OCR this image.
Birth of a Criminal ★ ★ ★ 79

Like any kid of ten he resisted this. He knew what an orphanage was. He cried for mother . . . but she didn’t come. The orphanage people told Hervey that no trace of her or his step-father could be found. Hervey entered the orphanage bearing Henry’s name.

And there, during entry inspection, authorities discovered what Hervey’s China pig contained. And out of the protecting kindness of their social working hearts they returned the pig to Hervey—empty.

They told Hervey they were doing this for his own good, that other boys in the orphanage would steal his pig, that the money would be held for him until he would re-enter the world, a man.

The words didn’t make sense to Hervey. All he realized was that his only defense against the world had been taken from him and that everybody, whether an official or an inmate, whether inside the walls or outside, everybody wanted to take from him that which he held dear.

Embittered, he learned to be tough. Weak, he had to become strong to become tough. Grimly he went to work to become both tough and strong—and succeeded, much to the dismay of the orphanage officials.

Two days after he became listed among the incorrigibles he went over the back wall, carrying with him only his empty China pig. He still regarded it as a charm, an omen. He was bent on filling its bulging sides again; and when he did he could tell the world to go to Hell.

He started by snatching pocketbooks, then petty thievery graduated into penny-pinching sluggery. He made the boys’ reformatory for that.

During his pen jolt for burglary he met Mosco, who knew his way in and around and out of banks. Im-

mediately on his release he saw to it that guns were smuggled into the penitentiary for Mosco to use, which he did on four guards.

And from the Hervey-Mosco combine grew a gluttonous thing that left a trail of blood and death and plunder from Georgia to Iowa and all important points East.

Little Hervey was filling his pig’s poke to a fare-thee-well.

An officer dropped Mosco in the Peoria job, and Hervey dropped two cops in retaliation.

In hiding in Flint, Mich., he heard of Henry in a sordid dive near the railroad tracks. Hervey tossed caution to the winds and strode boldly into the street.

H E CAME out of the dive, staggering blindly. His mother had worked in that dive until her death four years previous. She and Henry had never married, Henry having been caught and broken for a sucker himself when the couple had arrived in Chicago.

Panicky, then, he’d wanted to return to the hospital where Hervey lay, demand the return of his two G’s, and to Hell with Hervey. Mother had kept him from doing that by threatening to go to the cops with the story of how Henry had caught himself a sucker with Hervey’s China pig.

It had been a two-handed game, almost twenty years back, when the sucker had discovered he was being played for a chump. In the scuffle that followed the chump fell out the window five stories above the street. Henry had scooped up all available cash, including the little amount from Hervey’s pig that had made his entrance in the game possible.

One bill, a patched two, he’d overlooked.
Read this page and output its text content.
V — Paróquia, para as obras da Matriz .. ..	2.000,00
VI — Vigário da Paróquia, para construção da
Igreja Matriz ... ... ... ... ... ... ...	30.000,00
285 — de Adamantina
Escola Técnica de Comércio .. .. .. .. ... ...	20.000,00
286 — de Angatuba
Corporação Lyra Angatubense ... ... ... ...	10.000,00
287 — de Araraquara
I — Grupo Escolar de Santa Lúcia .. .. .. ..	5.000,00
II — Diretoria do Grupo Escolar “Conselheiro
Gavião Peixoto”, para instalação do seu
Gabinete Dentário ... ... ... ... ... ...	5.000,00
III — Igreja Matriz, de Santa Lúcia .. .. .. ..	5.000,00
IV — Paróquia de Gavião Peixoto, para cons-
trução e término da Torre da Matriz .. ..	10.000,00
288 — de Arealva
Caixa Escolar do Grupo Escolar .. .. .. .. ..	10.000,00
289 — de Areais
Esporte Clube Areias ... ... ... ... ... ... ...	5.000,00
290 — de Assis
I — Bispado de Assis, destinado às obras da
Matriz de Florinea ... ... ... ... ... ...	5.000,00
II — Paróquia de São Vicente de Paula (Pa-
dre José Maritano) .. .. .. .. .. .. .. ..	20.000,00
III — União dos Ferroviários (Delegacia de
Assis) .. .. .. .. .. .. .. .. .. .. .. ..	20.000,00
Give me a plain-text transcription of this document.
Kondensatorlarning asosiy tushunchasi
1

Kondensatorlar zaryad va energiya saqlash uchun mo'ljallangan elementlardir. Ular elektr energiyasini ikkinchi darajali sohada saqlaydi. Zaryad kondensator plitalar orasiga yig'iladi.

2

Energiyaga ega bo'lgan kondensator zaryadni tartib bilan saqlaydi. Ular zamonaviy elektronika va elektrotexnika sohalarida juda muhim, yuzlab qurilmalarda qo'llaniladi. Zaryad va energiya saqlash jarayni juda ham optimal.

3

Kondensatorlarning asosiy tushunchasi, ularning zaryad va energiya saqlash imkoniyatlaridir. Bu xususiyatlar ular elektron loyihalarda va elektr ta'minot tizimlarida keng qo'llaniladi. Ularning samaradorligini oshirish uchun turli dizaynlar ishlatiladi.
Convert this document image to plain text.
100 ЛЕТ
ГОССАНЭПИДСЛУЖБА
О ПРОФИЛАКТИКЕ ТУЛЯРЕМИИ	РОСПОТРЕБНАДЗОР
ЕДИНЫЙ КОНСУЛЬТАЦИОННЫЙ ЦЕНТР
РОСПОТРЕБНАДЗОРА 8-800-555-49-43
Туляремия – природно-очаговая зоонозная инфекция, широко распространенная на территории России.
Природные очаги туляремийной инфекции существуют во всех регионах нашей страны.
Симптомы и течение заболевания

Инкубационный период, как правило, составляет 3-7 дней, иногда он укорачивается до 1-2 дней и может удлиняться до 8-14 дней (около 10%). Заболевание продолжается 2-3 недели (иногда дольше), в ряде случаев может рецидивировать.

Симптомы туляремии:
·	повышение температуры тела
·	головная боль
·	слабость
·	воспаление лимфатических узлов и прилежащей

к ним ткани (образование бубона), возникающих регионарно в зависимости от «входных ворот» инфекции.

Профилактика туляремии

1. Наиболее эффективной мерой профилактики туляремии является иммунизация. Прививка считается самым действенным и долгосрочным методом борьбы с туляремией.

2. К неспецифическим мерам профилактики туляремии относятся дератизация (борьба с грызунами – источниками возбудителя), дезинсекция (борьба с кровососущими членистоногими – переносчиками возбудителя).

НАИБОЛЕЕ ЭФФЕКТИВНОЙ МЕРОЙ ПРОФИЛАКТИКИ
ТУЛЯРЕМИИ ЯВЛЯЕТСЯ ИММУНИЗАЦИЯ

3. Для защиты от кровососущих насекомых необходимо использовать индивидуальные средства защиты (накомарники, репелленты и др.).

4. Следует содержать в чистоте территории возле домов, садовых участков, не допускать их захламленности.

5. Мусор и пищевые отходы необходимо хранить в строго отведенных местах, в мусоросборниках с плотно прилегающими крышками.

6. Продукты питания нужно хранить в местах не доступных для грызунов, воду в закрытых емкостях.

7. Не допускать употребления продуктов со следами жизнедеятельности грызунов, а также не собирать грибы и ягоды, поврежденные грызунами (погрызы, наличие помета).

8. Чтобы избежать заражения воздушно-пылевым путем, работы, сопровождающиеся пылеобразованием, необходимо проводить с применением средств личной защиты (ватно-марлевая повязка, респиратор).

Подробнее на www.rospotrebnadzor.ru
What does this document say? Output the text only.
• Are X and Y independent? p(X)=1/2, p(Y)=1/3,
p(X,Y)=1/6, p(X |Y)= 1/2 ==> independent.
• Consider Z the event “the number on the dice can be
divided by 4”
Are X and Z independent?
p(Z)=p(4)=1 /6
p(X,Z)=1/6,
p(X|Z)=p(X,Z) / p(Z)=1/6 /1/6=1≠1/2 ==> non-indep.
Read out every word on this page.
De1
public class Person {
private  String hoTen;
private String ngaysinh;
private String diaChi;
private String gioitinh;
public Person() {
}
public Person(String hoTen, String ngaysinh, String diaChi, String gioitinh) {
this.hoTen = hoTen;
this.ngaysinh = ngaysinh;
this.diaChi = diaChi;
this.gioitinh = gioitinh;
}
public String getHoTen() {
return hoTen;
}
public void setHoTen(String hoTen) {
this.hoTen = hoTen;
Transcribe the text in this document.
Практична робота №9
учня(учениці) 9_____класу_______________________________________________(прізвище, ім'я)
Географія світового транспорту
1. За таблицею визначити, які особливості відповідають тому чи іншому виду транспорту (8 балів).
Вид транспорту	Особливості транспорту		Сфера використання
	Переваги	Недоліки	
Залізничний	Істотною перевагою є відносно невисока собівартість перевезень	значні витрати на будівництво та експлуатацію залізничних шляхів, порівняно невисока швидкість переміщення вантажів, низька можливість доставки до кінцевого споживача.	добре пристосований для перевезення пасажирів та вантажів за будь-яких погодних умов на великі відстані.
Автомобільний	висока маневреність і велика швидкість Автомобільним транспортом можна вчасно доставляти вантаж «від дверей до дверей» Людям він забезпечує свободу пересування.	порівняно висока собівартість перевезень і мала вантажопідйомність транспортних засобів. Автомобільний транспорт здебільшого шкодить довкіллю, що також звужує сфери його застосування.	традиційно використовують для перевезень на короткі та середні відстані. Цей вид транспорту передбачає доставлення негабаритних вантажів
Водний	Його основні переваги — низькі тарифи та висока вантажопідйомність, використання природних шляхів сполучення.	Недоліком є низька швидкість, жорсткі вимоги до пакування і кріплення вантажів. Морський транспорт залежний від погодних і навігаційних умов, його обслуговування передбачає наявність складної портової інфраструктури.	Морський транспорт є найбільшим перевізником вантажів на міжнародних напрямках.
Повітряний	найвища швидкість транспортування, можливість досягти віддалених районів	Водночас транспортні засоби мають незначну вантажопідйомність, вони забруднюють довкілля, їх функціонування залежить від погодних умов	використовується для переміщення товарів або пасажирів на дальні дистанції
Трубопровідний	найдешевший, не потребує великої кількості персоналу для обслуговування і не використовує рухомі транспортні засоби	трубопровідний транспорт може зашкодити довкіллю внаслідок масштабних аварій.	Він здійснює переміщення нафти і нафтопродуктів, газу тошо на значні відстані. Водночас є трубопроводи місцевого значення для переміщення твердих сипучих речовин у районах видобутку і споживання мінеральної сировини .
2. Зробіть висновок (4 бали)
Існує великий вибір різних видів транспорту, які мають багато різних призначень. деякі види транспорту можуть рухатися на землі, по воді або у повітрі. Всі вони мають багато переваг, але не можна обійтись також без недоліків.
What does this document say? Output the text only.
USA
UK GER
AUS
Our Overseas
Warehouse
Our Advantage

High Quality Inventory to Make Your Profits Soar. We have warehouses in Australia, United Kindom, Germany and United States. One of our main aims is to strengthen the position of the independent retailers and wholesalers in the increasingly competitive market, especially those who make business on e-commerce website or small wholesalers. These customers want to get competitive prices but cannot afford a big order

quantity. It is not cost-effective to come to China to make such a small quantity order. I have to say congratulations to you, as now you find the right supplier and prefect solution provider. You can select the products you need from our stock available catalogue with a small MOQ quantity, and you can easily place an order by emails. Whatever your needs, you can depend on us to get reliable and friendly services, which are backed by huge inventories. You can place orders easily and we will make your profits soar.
.....
* Task to carry out: Wherever the word "Водночас" occurs in a line of the listing, copy that line.

* Task solution:
Повітряний	найвища швидкість транспортування, можливість досягти віддалених районів	Водночас транспортні засоби мають незначну вантажопідйомність, вони забруднюють довкілля, їх функціонування залежить від погодних умов	використовується для переміщення товарів або пасажирів на дальні дистанції
Трубопровідний	найдешевший, не потребує великої кількості персоналу для обслуговування і не використовує рухомі транспортні засоби	трубопровідний транспорт може зашкодити довкіллю внаслідок масштабних аварій.	Він здійснює переміщення нафти і нафтопродуктів, газу тошо на значні відстані. Водночас є трубопроводи місцевого значення для переміщення твердих сипучих речовин у районах видобутку і споживання мінеральної сировини .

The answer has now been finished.